▶ [TASK OBJECTIVE]:
Extract each line where the string "JSON" shows up.

-------- TASK INPUTS --------

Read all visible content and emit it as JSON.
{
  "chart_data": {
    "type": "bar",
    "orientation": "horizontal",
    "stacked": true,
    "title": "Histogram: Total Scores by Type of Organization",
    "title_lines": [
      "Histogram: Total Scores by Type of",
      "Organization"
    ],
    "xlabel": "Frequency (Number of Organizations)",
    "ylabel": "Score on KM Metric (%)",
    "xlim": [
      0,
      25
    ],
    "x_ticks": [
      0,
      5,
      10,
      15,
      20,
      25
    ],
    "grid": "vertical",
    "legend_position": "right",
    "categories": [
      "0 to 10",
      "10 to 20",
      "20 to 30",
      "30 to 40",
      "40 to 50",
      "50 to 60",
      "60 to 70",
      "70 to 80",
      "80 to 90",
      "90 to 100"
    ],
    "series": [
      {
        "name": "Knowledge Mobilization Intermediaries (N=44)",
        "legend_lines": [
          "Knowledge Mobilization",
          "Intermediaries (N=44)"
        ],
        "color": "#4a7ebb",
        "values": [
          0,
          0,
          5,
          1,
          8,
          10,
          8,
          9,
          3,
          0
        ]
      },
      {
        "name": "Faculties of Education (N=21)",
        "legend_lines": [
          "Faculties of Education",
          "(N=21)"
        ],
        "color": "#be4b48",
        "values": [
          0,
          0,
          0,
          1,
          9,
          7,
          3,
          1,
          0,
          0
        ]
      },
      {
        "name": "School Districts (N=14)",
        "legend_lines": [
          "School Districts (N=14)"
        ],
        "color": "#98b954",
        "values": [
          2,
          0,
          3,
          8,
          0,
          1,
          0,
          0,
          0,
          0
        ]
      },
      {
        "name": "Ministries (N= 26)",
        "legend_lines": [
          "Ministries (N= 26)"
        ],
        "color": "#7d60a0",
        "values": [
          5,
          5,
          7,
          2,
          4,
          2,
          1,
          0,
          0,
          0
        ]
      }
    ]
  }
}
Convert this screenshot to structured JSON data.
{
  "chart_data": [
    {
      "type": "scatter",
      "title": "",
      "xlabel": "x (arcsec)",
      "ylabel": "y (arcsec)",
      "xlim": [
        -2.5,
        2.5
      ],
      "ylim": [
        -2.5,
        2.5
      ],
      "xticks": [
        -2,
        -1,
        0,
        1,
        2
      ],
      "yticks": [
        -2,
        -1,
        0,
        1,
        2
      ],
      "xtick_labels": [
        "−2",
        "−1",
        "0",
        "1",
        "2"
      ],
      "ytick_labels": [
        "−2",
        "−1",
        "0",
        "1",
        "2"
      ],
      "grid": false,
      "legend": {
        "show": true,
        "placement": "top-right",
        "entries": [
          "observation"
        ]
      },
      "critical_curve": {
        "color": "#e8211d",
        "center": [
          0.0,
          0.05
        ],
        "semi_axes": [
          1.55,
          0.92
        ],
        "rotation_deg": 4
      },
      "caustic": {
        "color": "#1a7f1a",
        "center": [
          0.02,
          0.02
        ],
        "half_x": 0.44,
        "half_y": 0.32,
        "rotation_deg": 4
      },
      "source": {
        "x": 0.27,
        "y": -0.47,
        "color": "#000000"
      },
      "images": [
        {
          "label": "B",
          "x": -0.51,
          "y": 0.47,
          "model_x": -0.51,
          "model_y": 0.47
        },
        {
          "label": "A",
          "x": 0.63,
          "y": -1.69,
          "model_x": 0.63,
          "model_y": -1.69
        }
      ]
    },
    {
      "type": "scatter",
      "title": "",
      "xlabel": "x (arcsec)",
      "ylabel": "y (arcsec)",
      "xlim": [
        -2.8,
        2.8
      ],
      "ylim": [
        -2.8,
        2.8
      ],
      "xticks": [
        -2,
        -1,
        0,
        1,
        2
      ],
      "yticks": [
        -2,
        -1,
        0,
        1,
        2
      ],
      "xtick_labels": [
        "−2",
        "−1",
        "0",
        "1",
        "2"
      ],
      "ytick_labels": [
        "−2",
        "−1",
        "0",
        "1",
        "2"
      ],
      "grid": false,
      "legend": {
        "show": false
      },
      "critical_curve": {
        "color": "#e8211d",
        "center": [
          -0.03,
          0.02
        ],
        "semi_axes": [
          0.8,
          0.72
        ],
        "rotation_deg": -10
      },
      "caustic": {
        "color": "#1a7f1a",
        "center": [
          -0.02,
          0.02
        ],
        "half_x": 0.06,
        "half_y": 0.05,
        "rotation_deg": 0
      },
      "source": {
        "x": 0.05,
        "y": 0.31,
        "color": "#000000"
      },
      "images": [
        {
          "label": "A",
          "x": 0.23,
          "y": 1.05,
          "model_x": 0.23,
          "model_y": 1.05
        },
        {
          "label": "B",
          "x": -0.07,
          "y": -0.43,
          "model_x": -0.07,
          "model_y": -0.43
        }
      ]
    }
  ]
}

--------

▶ [FULL OUTPUT]:
Read all visible content and emit it as JSON.
Convert this screenshot to structured JSON data.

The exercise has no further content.